→ **Instructions for the task**:
Write out all of the entries exactly, please.
-- Start of Data to use --
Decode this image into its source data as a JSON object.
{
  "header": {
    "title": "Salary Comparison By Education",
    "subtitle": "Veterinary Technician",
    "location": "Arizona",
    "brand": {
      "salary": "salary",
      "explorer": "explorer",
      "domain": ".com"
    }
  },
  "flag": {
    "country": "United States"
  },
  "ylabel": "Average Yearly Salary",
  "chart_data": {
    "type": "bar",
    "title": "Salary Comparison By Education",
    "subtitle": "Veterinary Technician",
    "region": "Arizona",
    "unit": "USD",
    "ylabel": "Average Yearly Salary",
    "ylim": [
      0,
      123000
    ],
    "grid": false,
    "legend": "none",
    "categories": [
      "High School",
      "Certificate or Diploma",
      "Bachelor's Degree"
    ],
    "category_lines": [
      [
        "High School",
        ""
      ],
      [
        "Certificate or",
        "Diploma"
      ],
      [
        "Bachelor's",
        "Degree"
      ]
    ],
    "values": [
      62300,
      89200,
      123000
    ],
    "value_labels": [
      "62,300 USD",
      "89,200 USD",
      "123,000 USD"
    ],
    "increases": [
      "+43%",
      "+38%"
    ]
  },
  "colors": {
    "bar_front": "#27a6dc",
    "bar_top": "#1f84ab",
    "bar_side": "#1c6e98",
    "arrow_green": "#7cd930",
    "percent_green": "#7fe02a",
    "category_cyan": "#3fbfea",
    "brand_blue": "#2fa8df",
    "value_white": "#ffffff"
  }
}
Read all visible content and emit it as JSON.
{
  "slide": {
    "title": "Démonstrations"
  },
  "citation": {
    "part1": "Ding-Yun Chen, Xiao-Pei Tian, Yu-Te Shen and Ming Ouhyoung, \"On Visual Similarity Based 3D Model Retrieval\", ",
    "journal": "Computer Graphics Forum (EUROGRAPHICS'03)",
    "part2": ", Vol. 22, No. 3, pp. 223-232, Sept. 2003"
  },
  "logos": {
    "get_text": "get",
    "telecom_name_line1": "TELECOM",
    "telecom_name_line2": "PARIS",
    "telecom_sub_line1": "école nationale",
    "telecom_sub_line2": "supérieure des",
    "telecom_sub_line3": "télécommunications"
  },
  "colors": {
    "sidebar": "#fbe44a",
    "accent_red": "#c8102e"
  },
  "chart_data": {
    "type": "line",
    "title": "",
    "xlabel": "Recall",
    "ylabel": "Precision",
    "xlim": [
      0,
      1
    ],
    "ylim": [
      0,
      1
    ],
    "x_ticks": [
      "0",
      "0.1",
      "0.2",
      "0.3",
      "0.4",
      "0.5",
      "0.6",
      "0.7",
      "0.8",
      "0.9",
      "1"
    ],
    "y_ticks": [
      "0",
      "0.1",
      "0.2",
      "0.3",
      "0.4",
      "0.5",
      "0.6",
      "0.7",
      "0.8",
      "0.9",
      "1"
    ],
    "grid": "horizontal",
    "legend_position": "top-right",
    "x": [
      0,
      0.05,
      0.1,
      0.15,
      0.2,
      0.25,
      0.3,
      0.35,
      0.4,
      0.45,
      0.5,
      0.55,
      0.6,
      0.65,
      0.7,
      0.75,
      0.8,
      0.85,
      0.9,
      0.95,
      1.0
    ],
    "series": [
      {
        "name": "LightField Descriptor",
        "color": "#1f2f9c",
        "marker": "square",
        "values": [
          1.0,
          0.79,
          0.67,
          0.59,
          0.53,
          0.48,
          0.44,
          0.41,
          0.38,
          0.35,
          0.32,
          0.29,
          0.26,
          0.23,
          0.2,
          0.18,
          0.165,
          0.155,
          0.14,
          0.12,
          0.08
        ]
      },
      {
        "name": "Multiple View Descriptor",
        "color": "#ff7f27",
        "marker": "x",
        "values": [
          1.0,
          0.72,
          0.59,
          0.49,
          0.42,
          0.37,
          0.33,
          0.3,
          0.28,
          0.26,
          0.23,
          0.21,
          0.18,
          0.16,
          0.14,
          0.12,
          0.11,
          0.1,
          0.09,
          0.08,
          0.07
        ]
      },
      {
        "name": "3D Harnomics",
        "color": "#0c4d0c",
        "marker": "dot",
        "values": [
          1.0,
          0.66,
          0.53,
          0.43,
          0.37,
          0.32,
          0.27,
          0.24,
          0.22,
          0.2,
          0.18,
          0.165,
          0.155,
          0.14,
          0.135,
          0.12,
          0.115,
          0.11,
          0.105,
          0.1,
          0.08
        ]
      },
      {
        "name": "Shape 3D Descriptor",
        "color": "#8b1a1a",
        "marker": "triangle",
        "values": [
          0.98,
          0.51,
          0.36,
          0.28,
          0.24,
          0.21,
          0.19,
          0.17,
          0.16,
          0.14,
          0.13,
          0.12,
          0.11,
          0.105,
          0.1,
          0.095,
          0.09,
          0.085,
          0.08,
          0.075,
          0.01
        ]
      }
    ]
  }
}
-- End of Data to use --
→ **Result**:
Decode this image into its source data as a JSON object.
{
  "header": {
    "title": "Salary Comparison By Education",
    "subtitle": "Veterinary Technician",
    "location": "Arizona",
    "brand": {
      "salary": "salary",
      "explorer": "explorer",
      "domain": ".com"
    }
  },
  "flag": {
    "country": "United States"
  },
  "ylabel": "Average Yearly Salary",
  "chart_data": {
    "type": "bar",
    "title": "Salary Comparison By Education",
    "subtitle": "Veterinary Technician",
    "region": "Arizona",
    "unit": "USD",
    "ylabel": "Average Yearly Salary",
    "ylim": [
      0,
      123000
    ],
    "grid": false,
    "legend": "none",
    "categories": [
      "High School",
      "Certificate or Diploma",
      "Bachelor's Degree"
    ],
    "category_lines": [
      [
        "High School",
        ""
      ],
      [
        "Certificate or",
        "Diploma"
      ],
      [
        "Bachelor's",
        "Degree"
      ]
    ],
    "values": [
      62300,
      89200,
      123000
    ],
    "value_labels": [
      "62,300 USD",
      "89,200 USD",
      "123,000 USD"
    ],
    "increases": [
      "+43%",
      "+38%"
    ]
  },
  "colors": {
    "bar_front": "#27a6dc",
    "bar_top": "#1f84ab",
    "bar_side": "#1c6e98",
    "arrow_green": "#7cd930",
    "percent_green": "#7fe02a",
    "category_cyan": "#3fbfea",
    "brand_blue": "#2fa8df",
    "value_white": "#ffffff"
  }
}
Read all visible content and emit it as JSON.
{
  "slide": {
    "title": "Démonstrations"
  },
  "citation": {
    "part1": "Ding-Yun Chen, Xiao-Pei Tian, Yu-Te Shen and Ming Ouhyoung, \"On Visual Similarity Based 3D Model Retrieval\", ",
    "journal": "Computer Graphics Forum (EUROGRAPHICS'03)",
    "part2": ", Vol. 22, No. 3, pp. 223-232, Sept. 2003"
  },
  "logos": {
    "get_text": "get",
    "telecom_name_line1": "TELECOM",
    "telecom_name_line2": "PARIS",
    "telecom_sub_line1": "école nationale",
    "telecom_sub_line2": "supérieure des",
    "telecom_sub_line3": "télécommunications"
  },
  "colors": {
    "sidebar": "#fbe44a",
    "accent_red": "#c8102e"
  },
  "chart_data": {
    "type": "line",
    "title": "",
    "xlabel": "Recall",
    "ylabel": "Precision",
    "xlim": [
      0,
      1
    ],
    "ylim": [
      0,
      1
    ],
    "x_ticks": [
      "0",
      "0.1",
      "0.2",
      "0.3",
      "0.4",
      "0.5",
      "0.6",
      "0.7",
      "0.8",
      "0.9",
      "1"
    ],
    "y_ticks": [
      "0",
      "0.1",
      "0.2",
      "0.3",
      "0.4",
      "0.5",
      "0.6",
      "0.7",
      "0.8",
      "0.9",
      "1"
    ],
    "grid": "horizontal",
    "legend_position": "top-right",
    "x": [
      0,
      0.05,
      0.1,
      0.15,
      0.2,
      0.25,
      0.3,
      0.35,
      0.4,
      0.45,
      0.5,
      0.55,
      0.6,
      0.65,
      0.7,
      0.75,
      0.8,
      0.85,
      0.9,
      0.95,
      1.0
    ],
    "series": [
      {
        "name": "LightField Descriptor",
        "color": "#1f2f9c",
        "marker": "square",
        "values": [
          1.0,
          0.79,
          0.67,
          0.59,
          0.53,
          0.48,
          0.44,
          0.41,
          0.38,
          0.35,
          0.32,
          0.29,
          0.26,
          0.23,
          0.2,
          0.18,
          0.165,
          0.155,
          0.14,
          0.12,
          0.08
        ]
      },
      {
        "name": "Multiple View Descriptor",
        "color": "#ff7f27",
        "marker": "x",
        "values": [
          1.0,
          0.72,
          0.59,
          0.49,
          0.42,
          0.37,
          0.33,
          0.3,
          0.28,
          0.26,
          0.23,
          0.21,
          0.18,
          0.16,
          0.14,
          0.12,
          0.11,
          0.1,
          0.09,
          0.08,
          0.07
        ]
      },
      {
        "name": "3D Harnomics",
        "color": "#0c4d0c",
        "marker": "dot",
        "values": [
          1.0,
          0.66,
          0.53,
          0.43,
          0.37,
          0.32,
          0.27,
          0.24,
          0.22,
          0.2,
          0.18,
          0.165,
          0.155,
          0.14,
          0.135,
          0.12,
          0.115,
          0.11,
          0.105,
          0.1,
          0.08
        ]
      },
      {
        "name": "Shape 3D Descriptor",
        "color": "#8b1a1a",
        "marker": "triangle",
        "values": [
          0.98,
          0.51,
          0.36,
          0.28,
          0.24,
          0.21,
          0.19,
          0.17,
          0.16,
          0.14,
          0.13,
          0.12,
          0.11,
          0.105,
          0.1,
          0.095,
          0.09,
          0.085,
          0.08,
          0.075,
          0.01
        ]
      }
    ]
  }
}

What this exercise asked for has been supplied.